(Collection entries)
------------------------------------------------

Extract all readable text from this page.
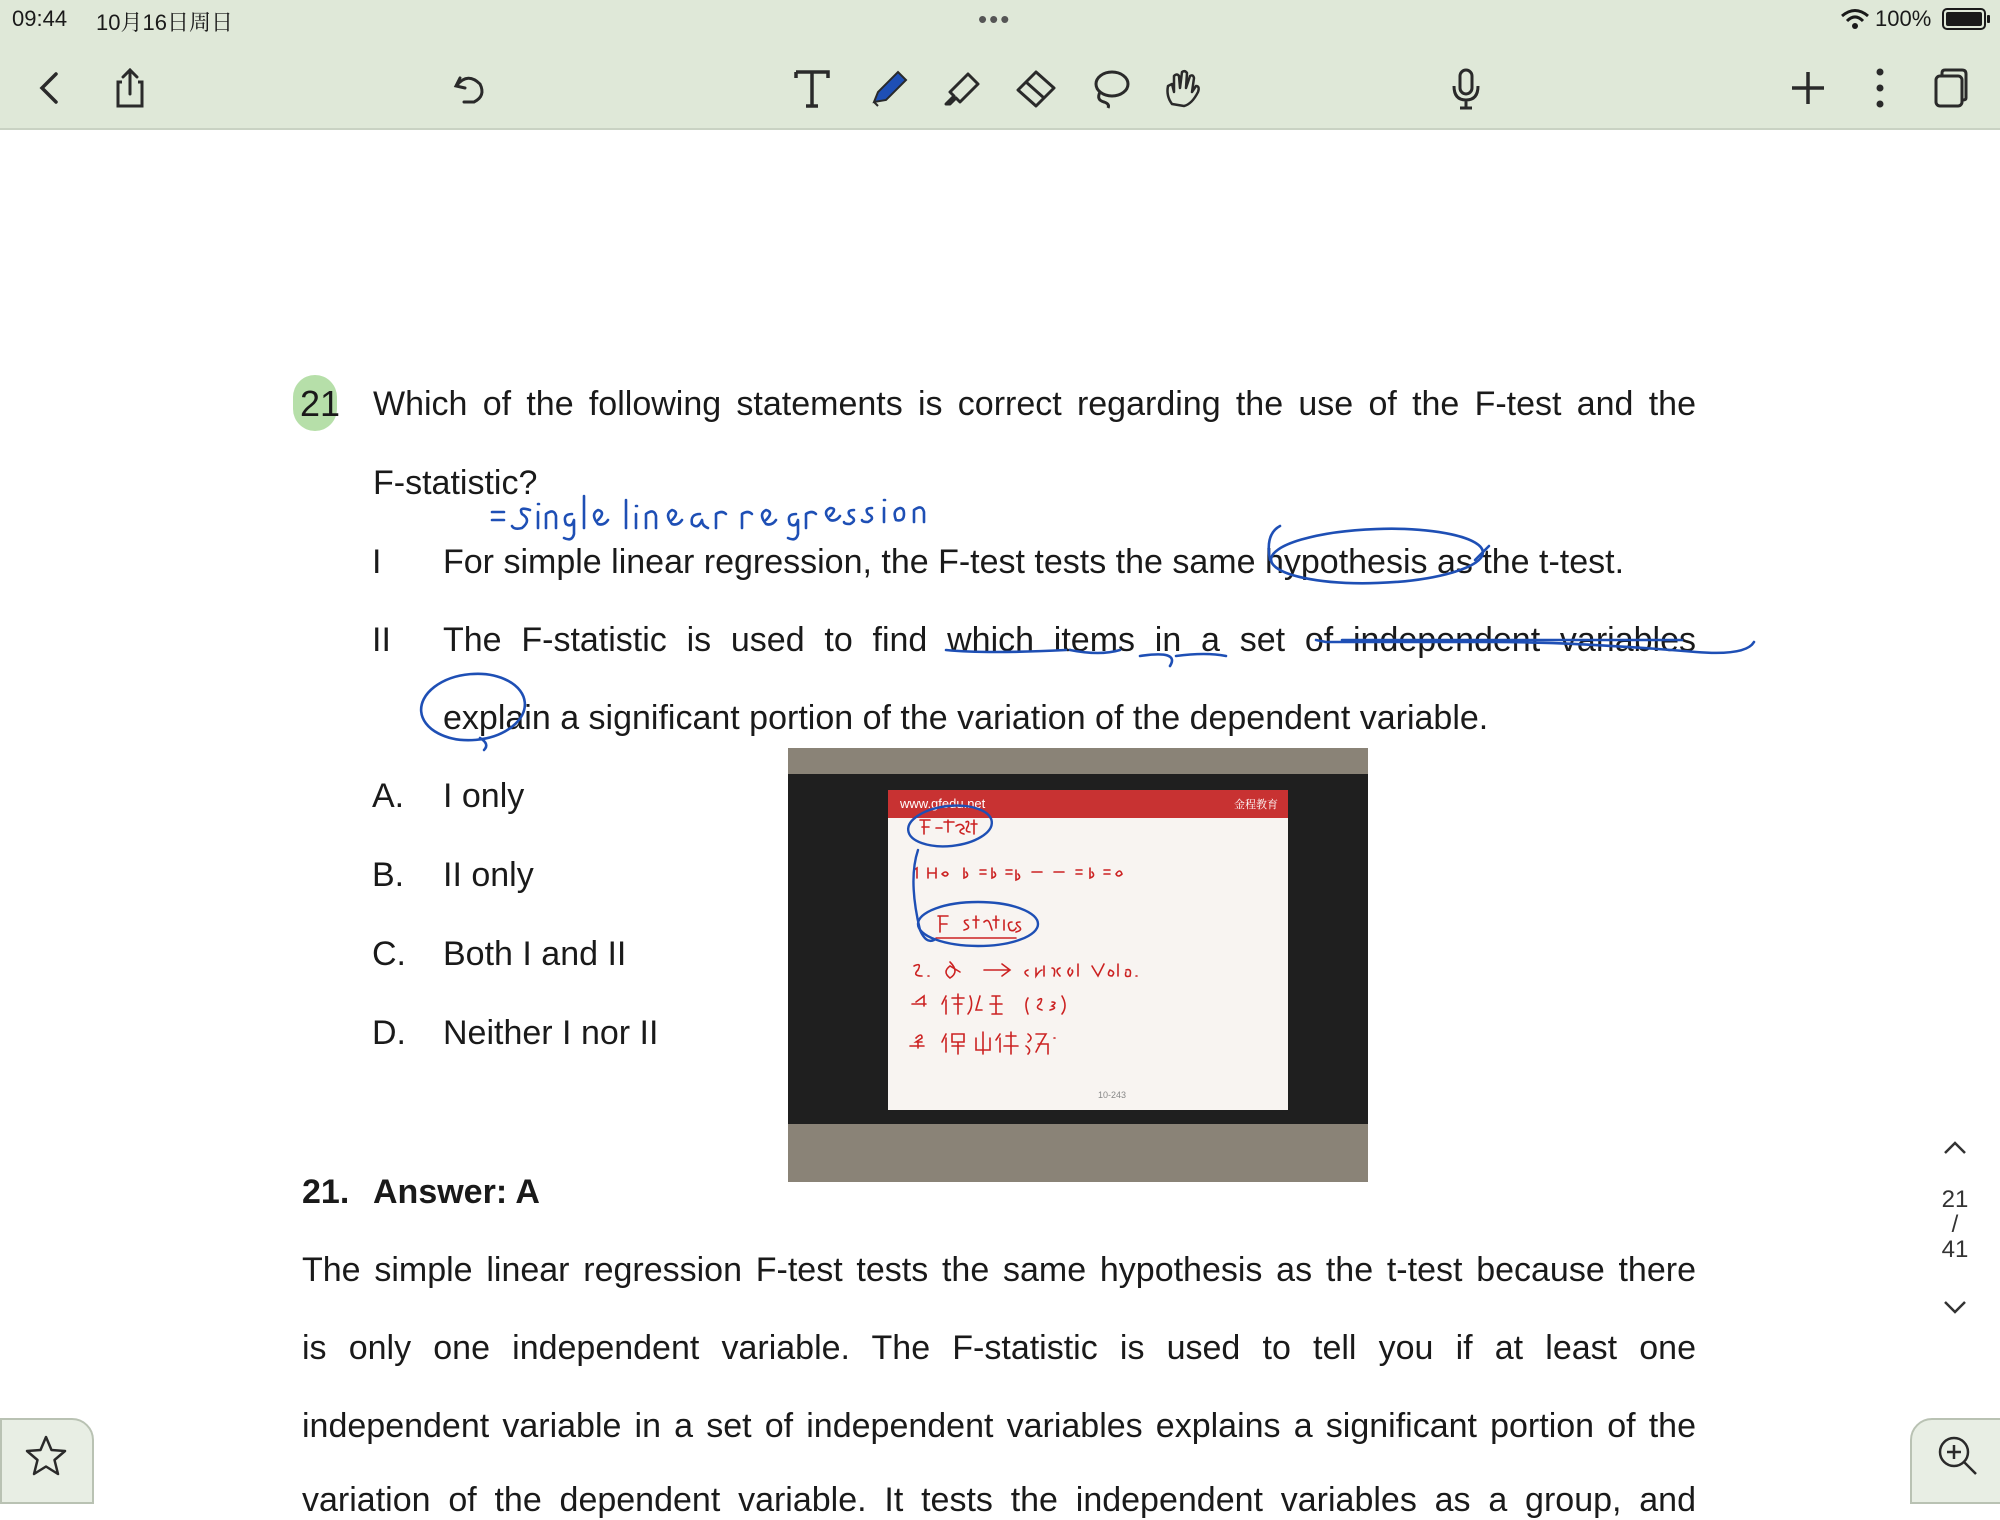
09:44 10月16日周日	•••	100%
21 Which of the following statements is correct regarding the use of the F-test and the
F-statistic?
I For simple linear regression, the F-test tests the same hypothesis as the t-test.
II The F-statistic is used to find which items in a set of independent variables
explain a significant portion of the variation of the dependent variable.
A. I only
B. II only
C. Both I and II
D. Neither I nor II
www.gfedu.net	金程教育
10-243
21. Answer: A
The simple linear regression F-test tests the same hypothesis as the t-test because there
is only one independent variable. The F-statistic is used to tell you if at least one
independent variable in a set of independent variables explains a significant portion of the
variation of the dependent variable. It tests the independent variables as a group, and
21
/
41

------------------------------------------------

### TASK TO COMPLETE
Using the material above, retype each entry exactly and omit the pictures.

### FULL OUTPUT
Extract all readable text from this page.
09:44 10月16日周日	•••	100%
21 Which of the following statements is correct regarding the use of the F-test and the
F-statistic?
I For simple linear regression, the F-test tests the same hypothesis as the t-test.
II The F-statistic is used to find which items in a set of independent variables
explain a significant portion of the variation of the dependent variable.
A. I only
B. II only
C. Both I and II
D. Neither I nor II
www.gfedu.net	金程教育
10-243
21. Answer: A
The simple linear regression F-test tests the same hypothesis as the t-test because there
is only one independent variable. The F-statistic is used to tell you if at least one
independent variable in a set of independent variables explains a significant portion of the
variation of the dependent variable. It tests the independent variables as a group, and
21
/
41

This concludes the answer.